▶ [Supplied passage]
Full Contact Fighter’s “The Daily Takedown”: UFC 163 Shows UFC Should Provide Stronger PPV Main Events

Lyoto Machida

By Joshua Molina

UFC 163 is over and done with, thankfully, and besides a mega live gate, the UFC doesn’t have much to show of it.

In an attempt to make fans believe that Jose Aldo faced stiff competition, the UFC marketed his opponent as “The Korean Zombie,” rather than use his name Chan Sung Jung. The Zombie never had a chance against Aldo, one of the best pound-for-pound fighters in the world. Unfortunately, Sung Jung seemed to dislocate his shoulder during the fight, so now the mismatch turns into a serious injury and some lengthy time-off for the Korean.

In the other fallout from the fight, Phil Davis stole a victory from Lyoto Machida. Machida won at least two of the three rounds, yet Davis still pulled out the victory. Machida will hopefully get a quick rematch, otherwise he’s the latest fighter to fall victim to Dana White’s “Don’t-ever-say-no-to-me-when-I-give-you-a-title-shot,” curse.

The UFC holds too many pay-per-views and UFC 163 was proof of that. In the old days of boxing, great fights that needed to be made determined what went on PPV. A PPV show was special and a treat. Then the UFC took on the WWE’s model and started turning out at least one PPV a month.

▶ [Record excerpts]

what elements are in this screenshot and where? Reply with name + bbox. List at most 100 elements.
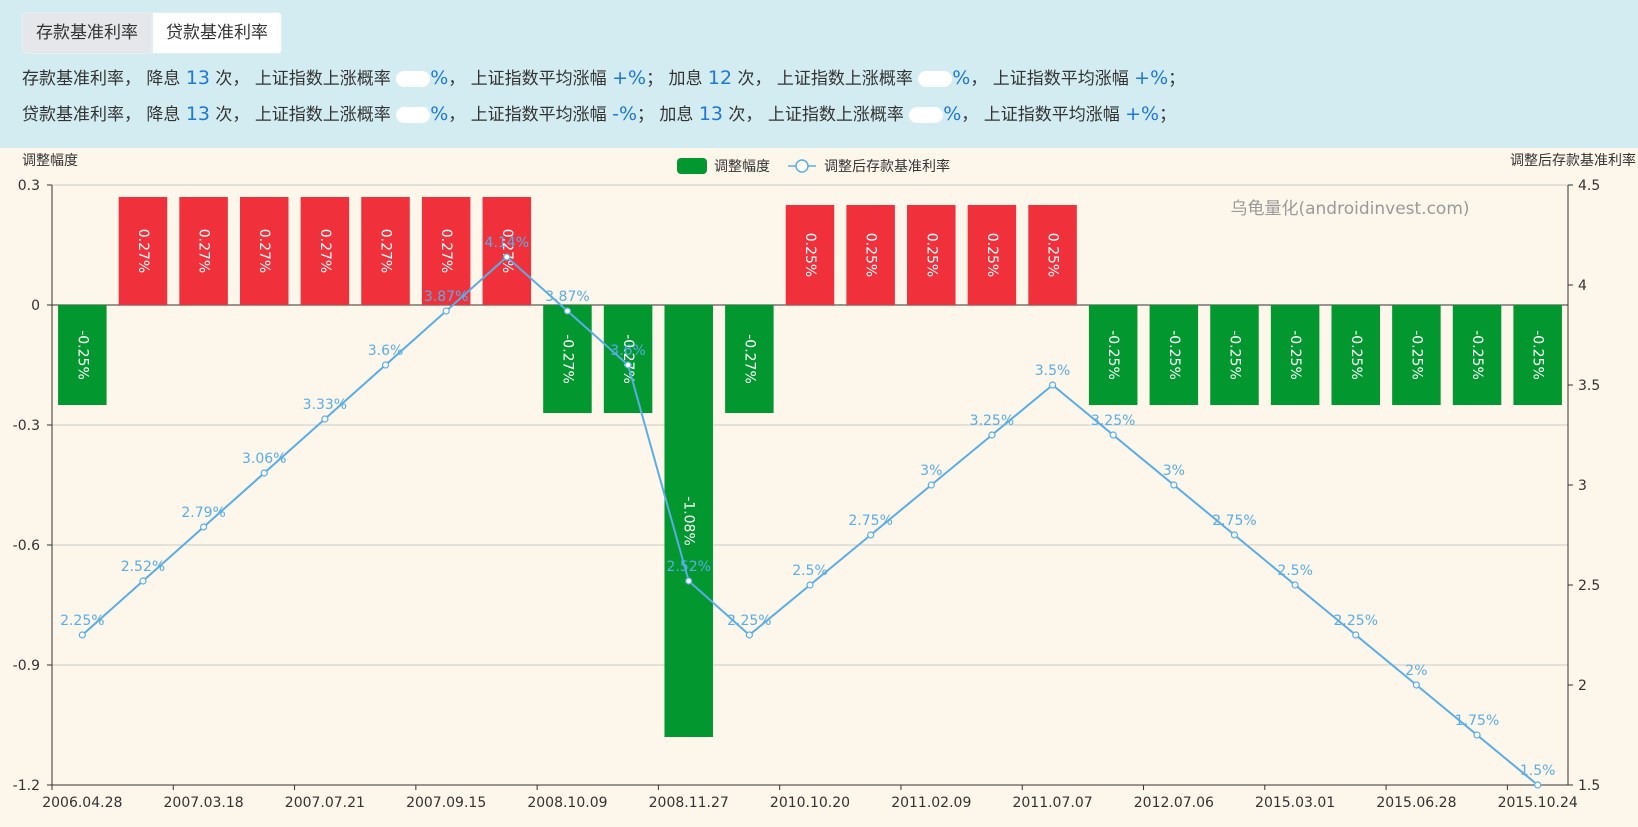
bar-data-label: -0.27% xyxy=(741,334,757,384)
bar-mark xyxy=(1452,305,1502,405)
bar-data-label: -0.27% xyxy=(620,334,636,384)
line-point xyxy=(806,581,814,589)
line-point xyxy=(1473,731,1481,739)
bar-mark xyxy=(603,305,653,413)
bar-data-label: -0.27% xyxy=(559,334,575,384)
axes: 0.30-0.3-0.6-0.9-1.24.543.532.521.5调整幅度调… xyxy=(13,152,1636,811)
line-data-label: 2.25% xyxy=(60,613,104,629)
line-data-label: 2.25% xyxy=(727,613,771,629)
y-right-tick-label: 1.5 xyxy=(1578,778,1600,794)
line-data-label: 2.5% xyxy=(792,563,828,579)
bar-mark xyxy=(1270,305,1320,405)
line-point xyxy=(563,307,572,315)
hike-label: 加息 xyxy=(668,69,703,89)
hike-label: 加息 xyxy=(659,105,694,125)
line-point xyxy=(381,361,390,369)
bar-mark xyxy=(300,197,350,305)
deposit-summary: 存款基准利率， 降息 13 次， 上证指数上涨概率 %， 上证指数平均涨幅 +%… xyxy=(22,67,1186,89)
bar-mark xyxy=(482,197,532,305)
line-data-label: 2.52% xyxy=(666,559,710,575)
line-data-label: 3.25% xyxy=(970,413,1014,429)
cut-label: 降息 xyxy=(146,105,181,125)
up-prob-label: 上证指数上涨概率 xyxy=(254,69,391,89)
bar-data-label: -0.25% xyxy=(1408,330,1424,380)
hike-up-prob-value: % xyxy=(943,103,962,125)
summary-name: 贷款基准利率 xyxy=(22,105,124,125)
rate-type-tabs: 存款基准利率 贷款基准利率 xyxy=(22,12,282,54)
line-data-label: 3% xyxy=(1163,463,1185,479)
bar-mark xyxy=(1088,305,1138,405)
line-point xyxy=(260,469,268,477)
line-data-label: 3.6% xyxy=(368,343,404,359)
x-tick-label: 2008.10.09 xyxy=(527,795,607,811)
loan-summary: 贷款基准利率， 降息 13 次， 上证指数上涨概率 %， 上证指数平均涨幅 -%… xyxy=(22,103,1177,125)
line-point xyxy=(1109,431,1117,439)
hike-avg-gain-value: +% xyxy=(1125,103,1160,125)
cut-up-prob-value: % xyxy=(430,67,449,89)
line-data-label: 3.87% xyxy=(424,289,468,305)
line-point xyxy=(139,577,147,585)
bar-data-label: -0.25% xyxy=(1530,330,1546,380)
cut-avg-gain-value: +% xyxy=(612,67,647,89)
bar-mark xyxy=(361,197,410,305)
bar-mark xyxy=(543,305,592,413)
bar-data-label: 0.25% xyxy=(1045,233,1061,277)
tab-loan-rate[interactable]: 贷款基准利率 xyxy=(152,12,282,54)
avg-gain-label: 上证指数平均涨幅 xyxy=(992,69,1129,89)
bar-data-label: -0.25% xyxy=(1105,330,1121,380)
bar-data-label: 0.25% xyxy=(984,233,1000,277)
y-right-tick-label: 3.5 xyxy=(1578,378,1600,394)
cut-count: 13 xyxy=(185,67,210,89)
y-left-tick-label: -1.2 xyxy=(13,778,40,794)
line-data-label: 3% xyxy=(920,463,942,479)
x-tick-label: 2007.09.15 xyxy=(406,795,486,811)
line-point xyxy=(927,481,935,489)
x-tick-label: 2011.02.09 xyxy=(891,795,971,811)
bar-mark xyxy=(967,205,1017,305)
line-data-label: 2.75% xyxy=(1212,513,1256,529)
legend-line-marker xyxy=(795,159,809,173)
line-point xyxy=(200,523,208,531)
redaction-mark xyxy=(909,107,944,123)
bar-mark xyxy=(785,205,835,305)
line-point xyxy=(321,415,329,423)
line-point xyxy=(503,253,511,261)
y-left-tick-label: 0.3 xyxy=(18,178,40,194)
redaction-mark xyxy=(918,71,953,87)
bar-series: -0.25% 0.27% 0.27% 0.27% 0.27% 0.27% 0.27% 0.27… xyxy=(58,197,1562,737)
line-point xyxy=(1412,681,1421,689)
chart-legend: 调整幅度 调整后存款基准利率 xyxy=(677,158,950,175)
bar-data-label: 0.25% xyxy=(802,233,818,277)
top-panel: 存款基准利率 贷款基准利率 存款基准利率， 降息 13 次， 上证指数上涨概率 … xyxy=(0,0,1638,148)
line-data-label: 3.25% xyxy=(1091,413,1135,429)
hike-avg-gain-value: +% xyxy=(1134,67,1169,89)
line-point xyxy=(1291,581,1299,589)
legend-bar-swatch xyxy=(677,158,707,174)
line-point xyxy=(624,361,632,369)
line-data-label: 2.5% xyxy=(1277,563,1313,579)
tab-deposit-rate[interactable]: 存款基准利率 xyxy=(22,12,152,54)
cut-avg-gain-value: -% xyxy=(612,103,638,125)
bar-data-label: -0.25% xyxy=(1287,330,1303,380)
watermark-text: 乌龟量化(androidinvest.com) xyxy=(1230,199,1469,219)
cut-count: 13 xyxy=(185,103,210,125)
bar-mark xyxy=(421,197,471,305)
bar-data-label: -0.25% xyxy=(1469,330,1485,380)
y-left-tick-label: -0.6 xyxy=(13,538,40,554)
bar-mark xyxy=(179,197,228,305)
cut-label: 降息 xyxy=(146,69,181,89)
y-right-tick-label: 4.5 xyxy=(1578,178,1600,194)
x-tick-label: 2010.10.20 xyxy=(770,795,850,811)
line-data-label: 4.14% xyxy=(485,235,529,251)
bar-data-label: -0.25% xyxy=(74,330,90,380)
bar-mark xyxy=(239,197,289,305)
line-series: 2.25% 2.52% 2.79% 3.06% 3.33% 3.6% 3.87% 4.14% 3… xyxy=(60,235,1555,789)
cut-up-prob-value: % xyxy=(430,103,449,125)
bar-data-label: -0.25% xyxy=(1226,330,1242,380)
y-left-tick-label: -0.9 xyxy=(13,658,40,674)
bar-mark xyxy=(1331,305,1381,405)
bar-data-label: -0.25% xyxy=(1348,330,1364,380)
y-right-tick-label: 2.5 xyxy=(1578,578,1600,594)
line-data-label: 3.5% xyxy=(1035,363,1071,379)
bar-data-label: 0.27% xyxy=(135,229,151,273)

▶ [Exercise tasks]
**1)** According to the UFC 163 column, what name did the UFC use to market Jose Aldo's opponent instead of Chan Sung Jung?
**2)** Please pick up the UFC 163 column after its final sentence and continue writing it.

▶ [Responses to the tasks]
**1)** "The Korean Zombie."

**2)**
Such a business model works for the WWE because the company built itself directly off fan support. The media never boosted the WWE. The media never made WWE legitimate. The WWE became the true fastest-growing sport because CEO Vince McMahon marketed his product directly to the fans, and PPV as the quickest and best way to do that. For a wrestling fan, ordering monthly PPV are ritual, and the WWE brand is strong enough to carry consistently strong PPV numbers over what’s now been 27 years.

The UFC holds monthly pay-per-views to make money, which is not a bad thing, but sometimes too much of a good thing waters down your long-term ability to make money. For the UFC, Aldo vs. TKZ was just another show, but for guys like Machida and TKZ, it was a huge setback and probably not a lot of people, relative to other UFC PPV shows, even saw it.